#### Written problem
Return verbatim the lines of the records from the one containing "bar-label: 2006 [178,323,198,333]" through the one containing "bar-label: 2008 [227,106,247,116]", both included.

#### Material
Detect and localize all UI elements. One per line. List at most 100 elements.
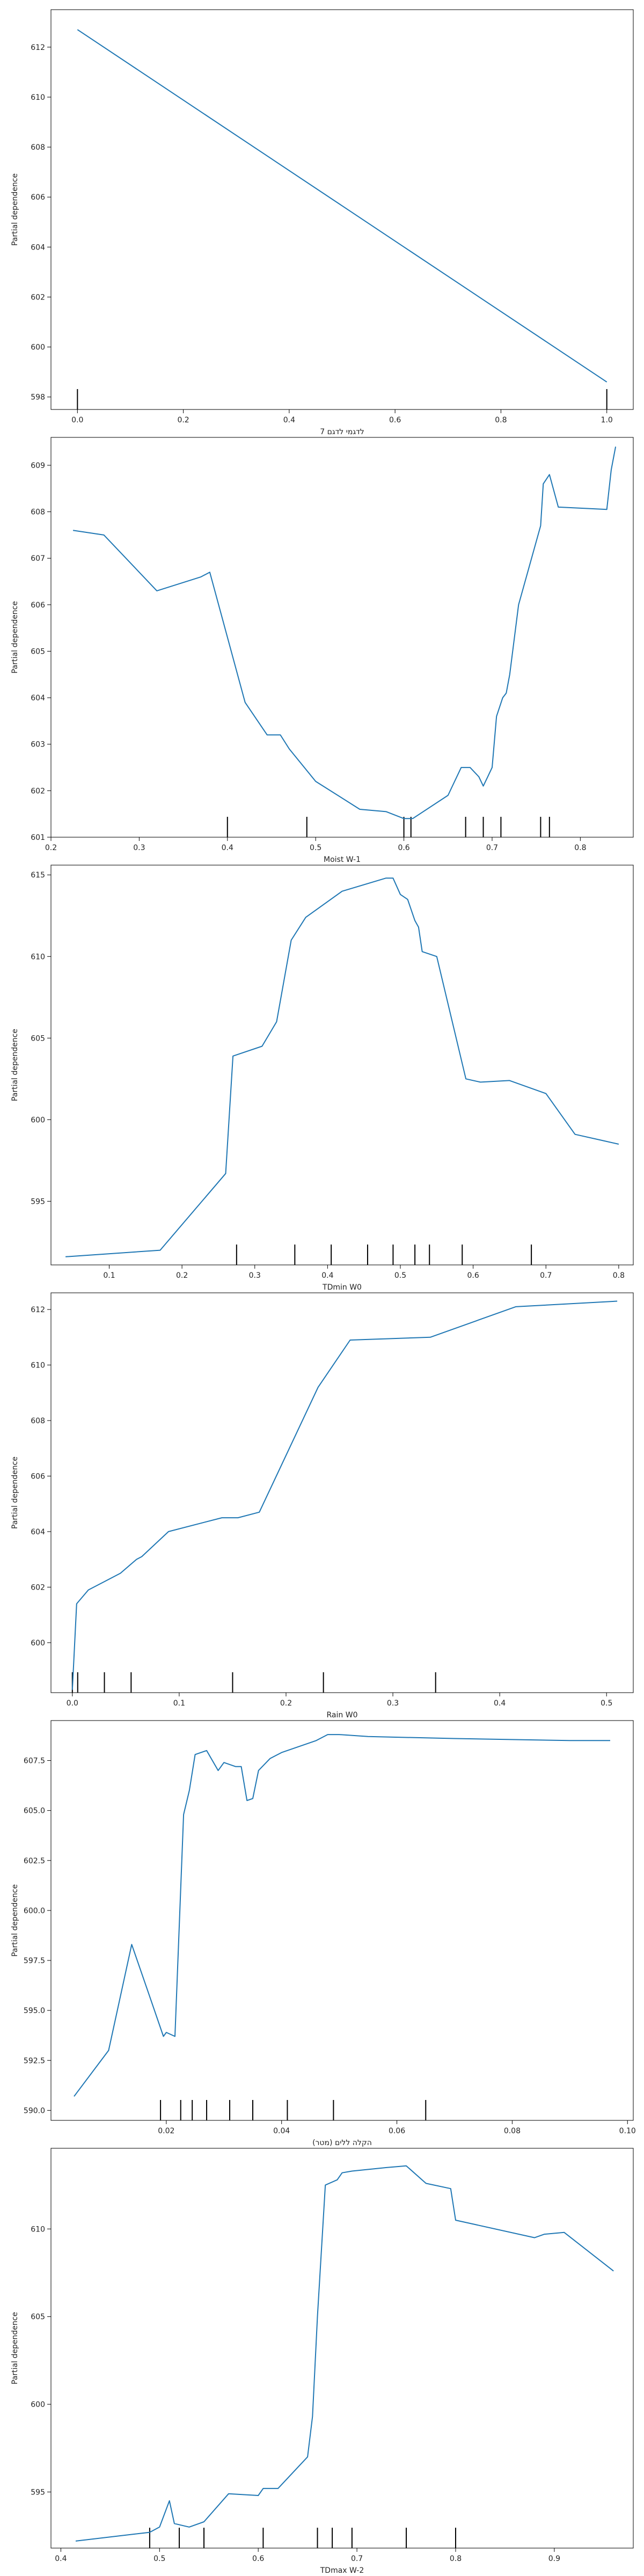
y-tick-label: 604 — [31, 694, 45, 702]
y-tick-label: 608 — [31, 1417, 45, 1425]
x-tick-label: 0.6 — [467, 1271, 479, 1280]
x-axis-label: TDmin W0 — [322, 1283, 362, 1292]
y-axis-label: Partial dependence — [11, 173, 19, 246]
y-tick-label: 602 — [31, 787, 45, 795]
x-axis-label: 7 לדגמי לדגם — [320, 428, 364, 436]
x-tick-label: 0.2 — [177, 416, 189, 425]
y-tick-label: 604 — [31, 1528, 45, 1536]
y-tick-label: 605.0 — [24, 1807, 45, 1816]
y-tick-label: 607.5 — [24, 1757, 45, 1766]
y-tick-label: 608 — [31, 508, 45, 517]
y-axis-label: Partial dependence — [11, 1457, 19, 1529]
y-tick-label: 606 — [31, 601, 45, 610]
x-tick-label: 0.10 — [619, 2127, 636, 2135]
x-tick-label: 0.5 — [310, 844, 321, 852]
y-tick-label: 602 — [31, 293, 45, 302]
x-tick-label: 0.8 — [450, 2555, 462, 2563]
y-tick-label: 612 — [31, 1306, 45, 1314]
y-tick-label: 606 — [31, 1472, 45, 1481]
y-axis-label: Partial dependence — [11, 2312, 19, 2384]
y-tick-label: 595 — [31, 2488, 45, 2497]
x-tick-label: 0.4 — [55, 2555, 67, 2563]
y-tick-label: 605 — [31, 1034, 45, 1043]
y-tick-label: 595.0 — [24, 2007, 45, 2015]
y-axis-label: Partial dependence — [11, 1029, 19, 1101]
x-tick-label: 0.6 — [252, 2555, 264, 2563]
y-tick-label: 600 — [31, 1639, 45, 1648]
series-line — [72, 447, 617, 819]
y-tick-label: 603 — [31, 741, 45, 749]
x-tick-label: 0.4 — [283, 416, 295, 425]
plot-frame — [50, 1720, 634, 2121]
y-tick-label: 601 — [31, 833, 45, 842]
y-tick-label: 610 — [31, 93, 45, 102]
x-tick-label: 0.0 — [67, 1699, 78, 1708]
x-tick-label: 0.6 — [398, 844, 409, 852]
y-tick-label: 597.5 — [24, 1957, 45, 1965]
y-axis-label: Partial dependence — [11, 601, 19, 674]
x-tick-label: 0.3 — [387, 1699, 399, 1708]
x-tick-label: 0.3 — [249, 1271, 261, 1280]
x-tick-label: 0.2 — [176, 1271, 188, 1280]
y-tick-label: 610 — [31, 1362, 45, 1370]
x-axis-label: (מטר) הקלה ללים — [312, 2139, 372, 2147]
x-tick-label: 0.2 — [45, 844, 57, 852]
x-tick-label: 0.02 — [158, 2127, 174, 2135]
x-tick-label: 0.4 — [321, 1271, 333, 1280]
x-tick-label: 0.9 — [548, 2555, 560, 2563]
y-tick-label: 602 — [31, 1583, 45, 1592]
plot-frame — [50, 2148, 634, 2549]
series-line — [71, 1300, 618, 1690]
y-tick-label: 609 — [31, 462, 45, 470]
y-tick-label: 610 — [31, 953, 45, 961]
x-tick-label: 0.5 — [394, 1271, 406, 1280]
y-axis-label: Partial dependence — [11, 1884, 19, 1957]
y-tick-label: 590.0 — [24, 2106, 45, 2115]
x-tick-label: 0.5 — [601, 1699, 612, 1708]
x-tick-label: 0.0 — [71, 416, 83, 425]
x-tick-label: 0.1 — [103, 1271, 115, 1280]
x-tick-label: 0.7 — [351, 2555, 363, 2563]
plot-frame — [50, 1292, 634, 1693]
chart-panel-6: 595 600 605 610 0.4 0.5 0.6 0.7 0.8 0.9 TDmax W-2 P… — [11, 2148, 634, 2575]
y-tick-label: 604 — [31, 243, 45, 252]
x-tick-label: 0.4 — [494, 1699, 506, 1708]
y-tick-label: 598 — [31, 393, 45, 402]
plot-frame — [50, 865, 634, 1265]
series-line — [75, 2165, 614, 2542]
x-tick-label: 0.2 — [280, 1699, 292, 1708]
series-line — [77, 29, 608, 383]
y-tick-label: 608 — [31, 143, 45, 152]
y-tick-label: 600 — [31, 2401, 45, 2409]
x-tick-label: 0.8 — [495, 416, 507, 425]
x-tick-label: 0.8 — [613, 1271, 625, 1280]
y-tick-label: 605 — [31, 2313, 45, 2322]
plot-frame — [50, 9, 634, 410]
chart-panel-4: 600 602 604 606 608 610 612 0.0 0.1 0.2 0.3 0.4 0.5 R… — [11, 1292, 634, 1719]
x-tick-label: 0.3 — [133, 844, 145, 852]
y-tick-label: 607 — [31, 554, 45, 563]
y-tick-label: 610 — [31, 2225, 45, 2234]
x-axis-label: TDmax W-2 — [320, 2566, 364, 2575]
chart-panel-5: 590.0 592.5 595.0 597.5 600.0 602.5 605.0 607.5… — [11, 1720, 636, 2147]
y-tick-label: 606 — [31, 193, 45, 202]
y-tick-label: 602.5 — [24, 1857, 45, 1865]
y-tick-label: 600 — [31, 343, 45, 352]
x-tick-label: 0.4 — [222, 844, 233, 852]
chart-panel-3: 595 600 605 610 615 0.1 0.2 0.3 0.4 0.5 0.6 0.7 0.8 T… — [11, 865, 634, 1292]
x-tick-label: 0.6 — [389, 416, 401, 425]
x-tick-label: 0.06 — [389, 2127, 405, 2135]
x-tick-label: 0.5 — [153, 2555, 165, 2563]
x-tick-label: 0.8 — [574, 844, 586, 852]
x-tick-label: 0.08 — [504, 2127, 521, 2135]
x-tick-label: 0.7 — [486, 844, 498, 852]
y-tick-label: 592.5 — [24, 2057, 45, 2065]
y-tick-label: 600 — [31, 1116, 45, 1124]
chart-panel-1: 598 600 602 604 606 608 610 612 0.0 0.2 0.4 0.6 0.8 1… — [11, 9, 634, 436]
y-tick-label: 605 — [31, 647, 45, 656]
plot-frame — [50, 437, 634, 838]
y-tick-label: 615 — [31, 871, 45, 880]
y-tick-label: 595 — [31, 1197, 45, 1206]
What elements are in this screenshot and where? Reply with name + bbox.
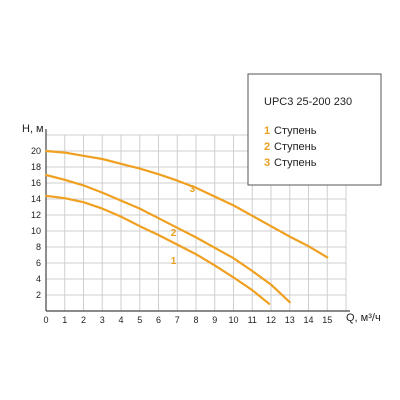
series-curves [44,149,329,305]
x-tick-label: 4 [118,315,123,325]
legend-entries: 1 Ступень 2 Ступень 3 Ступень [264,125,317,169]
y-tick-label: 6 [36,258,41,268]
x-axis-label: Q, м³/ч [346,312,381,324]
legend-box [247,73,382,186]
y-tick-label: 16 [31,178,41,188]
y-tick-label: 8 [36,242,41,252]
x-tick-label: 11 [248,315,257,325]
legend-number: 2 [264,141,270,153]
curve-label-3: 3 [189,184,195,195]
y-tick-label: 14 [31,194,41,204]
x-tick-label: 9 [212,315,217,325]
x-tick-label: 2 [81,315,86,325]
y-tick-label: 4 [36,274,41,284]
curve-labels: 1 2 3 [171,184,196,267]
x-tick-label: 7 [175,315,180,325]
x-tick-label: 14 [303,315,313,325]
y-axis-label: H, м [22,123,44,135]
x-tick-label: 0 [43,315,48,325]
series-line-2 [44,173,291,304]
x-tick-label: 8 [193,315,198,325]
curve-label-2: 2 [171,228,177,239]
x-tick-label: 10 [228,315,238,325]
legend-entry-text: Ступень [274,157,317,169]
x-tick-label: 5 [137,315,142,325]
legend-entry-text: Ступень [274,125,317,137]
y-tick-label: 2 [36,290,41,300]
x-tick-label: 15 [322,315,332,325]
y-tick-label: 20 [31,146,41,156]
legend-number: 3 [264,157,270,169]
legend: UPC3 25-200 230 1 Ступень 2 Ступень 3 Ступень [247,73,382,186]
y-tick-label: 12 [31,210,41,220]
y-tick-label: 18 [31,162,41,172]
series-line-3 [44,149,329,259]
y-tick-label: 10 [31,226,41,236]
x-tick-label: 3 [100,315,105,325]
x-tick-label: 12 [266,315,276,325]
curve-label-1: 1 [171,256,177,267]
axes [45,129,350,312]
series-line-1 [44,194,271,305]
legend-entry-text: Ступень [274,141,317,153]
x-tick-label: 1 [62,315,67,325]
legend-title: UPC3 25-200 230 [264,96,352,108]
x-tick-label: 6 [156,315,161,325]
legend-number: 1 [264,125,270,137]
x-tick-label: 13 [285,315,295,325]
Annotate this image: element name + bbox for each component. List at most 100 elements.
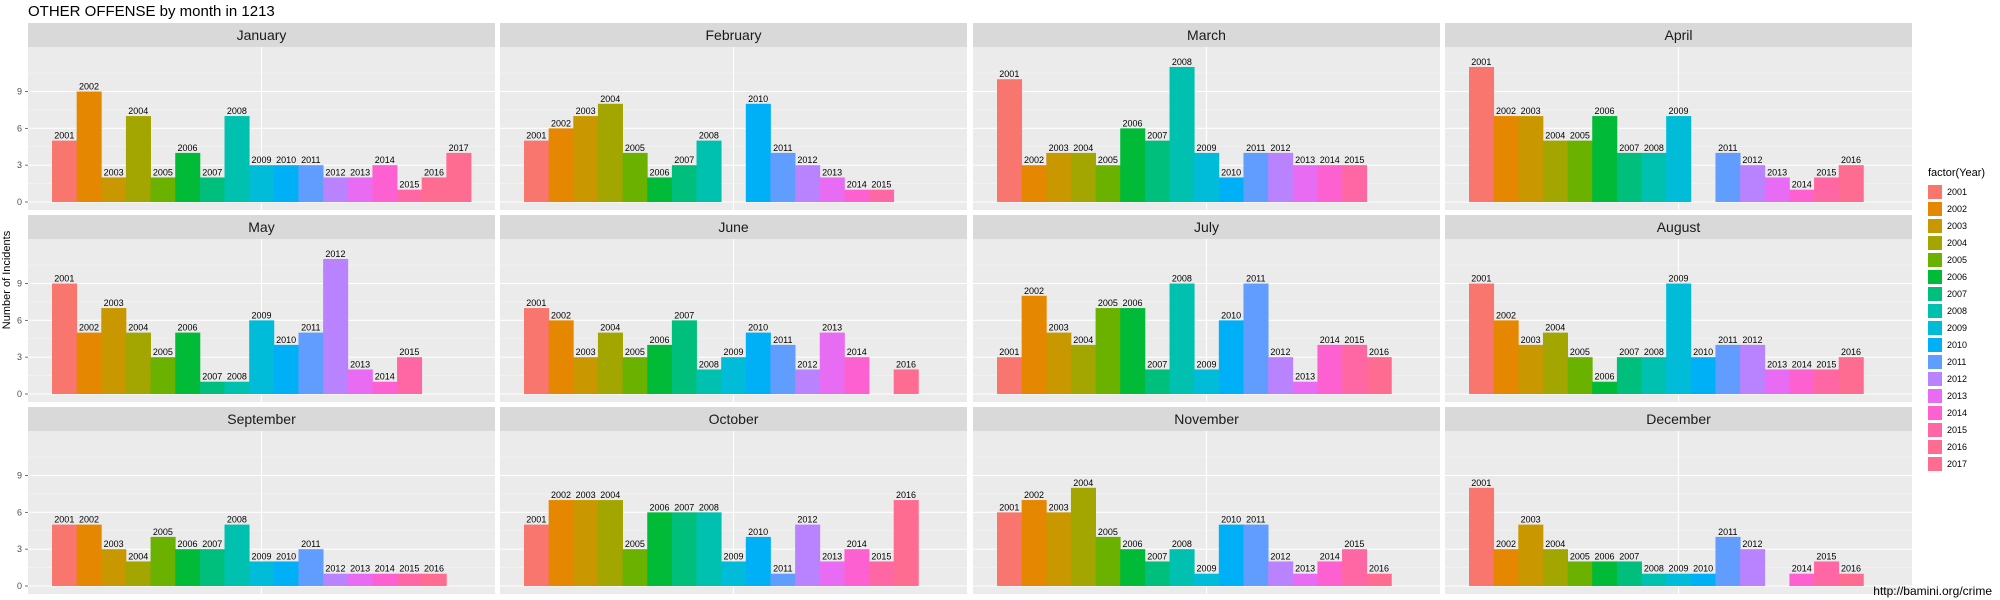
bar-label: 2006 [178,323,198,333]
bar-2011 [1243,283,1269,394]
legend-label: 2004 [1947,237,1968,248]
bar-label: 2008 [227,372,247,382]
bar-2003 [1518,344,1544,394]
bar-2006 [1120,308,1146,394]
bar-label: 2001 [54,515,74,525]
bar-label: 2004 [128,551,148,561]
bar-2007 [199,549,225,586]
bar-label: 2003 [576,347,596,357]
bar-2012 [1268,561,1294,586]
bar-label: 2013 [822,323,842,333]
legend-key [1928,354,1942,369]
bar-2014 [844,357,870,394]
bar-label: 2015 [1344,539,1364,549]
bar-label: 2008 [1644,143,1664,153]
legend-item-2015: 2015 [1928,421,2000,438]
y-tick-label: 3 [17,544,22,554]
bar-label: 2008 [699,131,719,141]
legend-item-2010: 2010 [1928,336,2000,353]
bar-label: 2002 [1024,286,1044,296]
bar-label: 2016 [424,167,444,177]
y-tick-label: 9 [17,87,22,97]
bar-label: 2013 [822,167,842,177]
bar-label: 2012 [1742,335,1762,345]
bar-label: 2003 [104,539,124,549]
bar-label: 2009 [251,155,271,165]
facet-panel-september: September 0 3 6 9 2001 2002 2003 2004 2005 2006 200… [17,407,495,594]
bar-2008 [1641,573,1667,586]
bar-label: 2010 [1221,515,1241,525]
bar-label: 2011 [1718,527,1737,537]
bar-label: 2006 [1123,298,1143,308]
bar-2002 [76,524,102,586]
bar-label: 2014 [1792,359,1812,369]
facet-panel-august: August 2001 2002 2003 2004 2005 2006 2007 2008 20… [1445,215,1912,402]
bar-2003 [101,308,127,394]
bar-2010 [745,103,771,202]
bar-label: 2008 [227,106,247,116]
bar-2010 [745,332,771,394]
bar-2008 [1641,357,1667,394]
bar-label: 2016 [1841,564,1861,574]
bar-label: 2016 [896,359,916,369]
facet-panel-december: December 2001 2002 2003 2004 2005 2006 2007 2008… [1445,407,1912,594]
bar-label: 2010 [1693,564,1713,574]
bar-2015 [1342,165,1368,202]
bar-2014 [1317,165,1343,202]
bar-label: 2014 [847,539,867,549]
y-tick-label: 6 [17,507,22,517]
bar-2013 [1764,369,1790,394]
y-tick-label: 9 [17,279,22,289]
bar-2009 [721,561,747,586]
bar-2005 [150,357,176,394]
bar-label: 2006 [1595,106,1615,116]
bar-2008 [696,512,722,586]
bar-label: 2009 [1668,274,1688,284]
facet-strip-label: April [1664,27,1692,43]
bar-2014 [1789,573,1815,586]
facet-panel-january: January 0 3 6 9 2001 2002 2003 2004 2005 2006 2007 2… [17,23,495,210]
bar-label: 2005 [153,167,173,177]
legend-item-2009: 2009 [1928,319,2000,336]
bar-2004 [1542,332,1568,394]
bar-2004 [125,116,151,202]
facet-strip [500,23,967,47]
bar-2015 [1342,549,1368,586]
bar-2009 [721,357,747,394]
bar-2009 [1666,573,1692,586]
bar-2010 [1218,524,1244,586]
bar-label: 2008 [699,502,719,512]
bar-2001 [997,79,1023,202]
bar-label: 2013 [1767,167,1787,177]
bar-2009 [1666,116,1692,202]
bar-2015 [397,189,423,202]
legend-label: 2006 [1947,271,1968,282]
bar-2002 [1021,295,1047,394]
bar-2001 [52,140,78,202]
bar-2003 [573,357,599,394]
bar-2008 [1641,152,1667,202]
bar-2011 [1715,344,1741,394]
bar-label: 2008 [1644,347,1664,357]
bar-label: 2004 [600,323,620,333]
bar-label: 2011 [301,323,320,333]
bar-2014 [844,189,870,202]
bar-2012 [1268,152,1294,202]
legend-label: 2016 [1947,441,1968,452]
bar-2011 [1243,524,1269,586]
bar-label: 2016 [1841,347,1861,357]
bar-2016 [421,573,447,586]
bar-label: 2004 [128,323,148,333]
bar-2008 [224,381,250,394]
bar-label: 2003 [1049,143,1069,153]
facet-panel-may: May 0 3 6 9 2001 2002 2003 2004 2005 2006 2007 2008 2… [17,215,495,402]
facet-strip [1445,23,1912,47]
bar-2007 [1616,561,1642,586]
bar-2014 [1789,369,1815,394]
bar-label: 2008 [1644,564,1664,574]
bar-2005 [150,177,176,202]
bar-2009 [1194,573,1220,586]
bar-label: 2013 [350,564,370,574]
bar-label: 2007 [674,310,694,320]
bar-2003 [573,500,599,586]
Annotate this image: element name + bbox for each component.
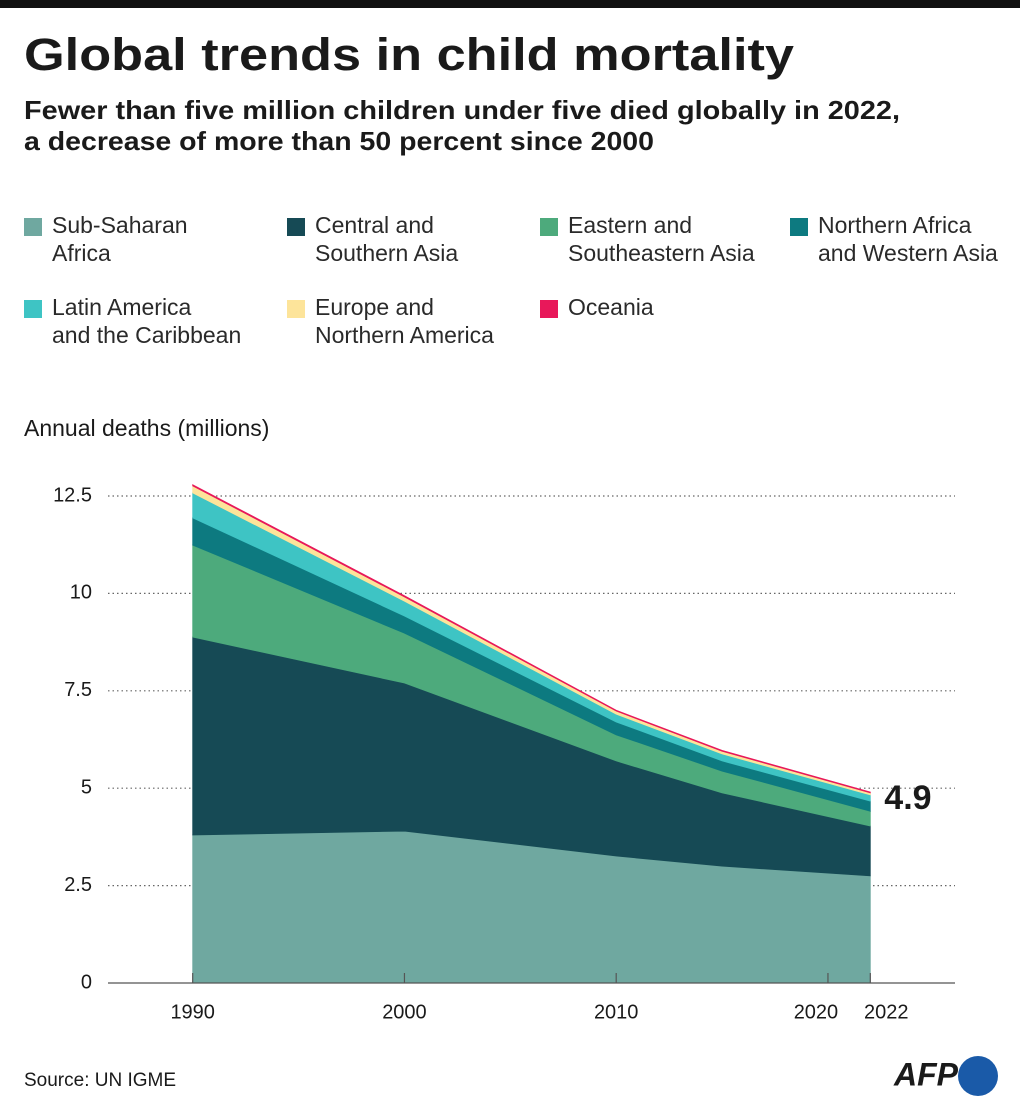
legend-label: Central and Southern Asia [315,212,458,266]
legend-swatch [540,300,558,318]
legend-swatch [287,218,305,236]
y-tick-label: 12.5 [53,484,92,506]
annotation: 4.9 [884,779,931,817]
top-bar [0,0,1020,8]
logo-circle [958,1056,998,1096]
chart-subtitle: Fewer than five million children under f… [24,95,900,125]
x-tick-label: 1990 [170,1001,215,1023]
legend-label: Europe and Northern America [315,294,494,348]
legend-label: Eastern and Southeastern Asia [568,212,755,266]
y-tick-label: 5 [81,776,92,798]
legend-label: Sub-Saharan Africa [52,212,188,266]
x-tick-label: 2010 [594,1001,639,1023]
y-tick-label: 0 [81,971,92,993]
y-axis-label: Annual deaths (millions) [24,415,269,441]
legend-label: Northern Africa and Western Asia [818,212,998,266]
legend-label: Latin America and the Caribbean [52,294,241,348]
x-tick-label: 2020 [794,1001,839,1023]
area [192,484,871,794]
legend: Sub-Saharan Africa Central and Southern Asi… [24,212,998,348]
logo: AFP [893,1056,959,1092]
x-tick-label: 2022 [864,1001,909,1023]
legend-label: Oceania [568,294,654,320]
legend-swatch [540,218,558,236]
y-tick-label: 7.5 [64,679,92,701]
chart-title: Global trends in child mortality [24,29,794,80]
legend-swatch [790,218,808,236]
legend-swatch [24,218,42,236]
legend-swatch [24,300,42,318]
y-tick-label: 10 [70,582,92,604]
legend-swatch [287,300,305,318]
x-tick-label: 2000 [382,1001,427,1023]
chart-subtitle: a decrease of more than 50 percent since… [24,126,654,156]
source: Source: UN IGME [24,1070,176,1091]
y-tick-label: 2.5 [64,874,92,896]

#### Result of the task
bar-label: 2006 [178,323,198,333]
bar-2011 [1243,283,1269,394]
legend-label: 2004 [1947,237,1968,248]
bar-label: 2008 [227,372,247,382]
bar-2003 [1518,344,1544,394]
bar-2006 [1120,308,1146,394]
bar-label: 2001 [54,515,74,525]
bar-label: 2004 [128,551,148,561]
bar-2007 [199,549,225,586]
bar-label: 2003 [576,347,596,357]
bar-2012 [1268,561,1294,586]
bar-label: 2013 [822,323,842,333]
legend-key [1928,354,1942,369]
bar-2014 [844,357,870,394]
bar-label: 2015 [1344,539,1364,549]
bar-label: 2008 [1644,143,1664,153]
legend-item-2015: 2015 [1928,421,2000,438]
y-tick-label: 3 [17,544,22,554]
bar-label: 2008 [699,131,719,141]
legend-item-2010: 2010 [1928,336,2000,353]
bar-label: 2002 [1024,286,1044,296]
bar-label: 2016 [424,167,444,177]
y-tick-label: 9 [17,87,22,97]
bar-label: 2013 [822,167,842,177]
bar-label: 2012 [1742,335,1762,345]
bar-label: 2003 [104,539,124,549]
bar-label: 2009 [251,155,271,165]
facet-panel-september: September 0 3 6 9 2001 2002 2003 2004 2005 2006 200… [17,407,495,594]
bar-2008 [1641,573,1667,586]
bar-label: 2010 [1221,515,1241,525]
bar-label: 2011 [1718,527,1737,537]
bar-label: 2006 [1123,298,1143,308]
bar-2002 [76,524,102,586]
bar-label: 2014 [1792,359,1812,369]
facet-panel-august: August 2001 2002 2003 2004 2005 2006 2007 2008 20… [1445,215,1912,402]
bar-2003 [101,308,127,394]
bar-2010 [745,103,771,202]
bar-label: 2008 [227,106,247,116]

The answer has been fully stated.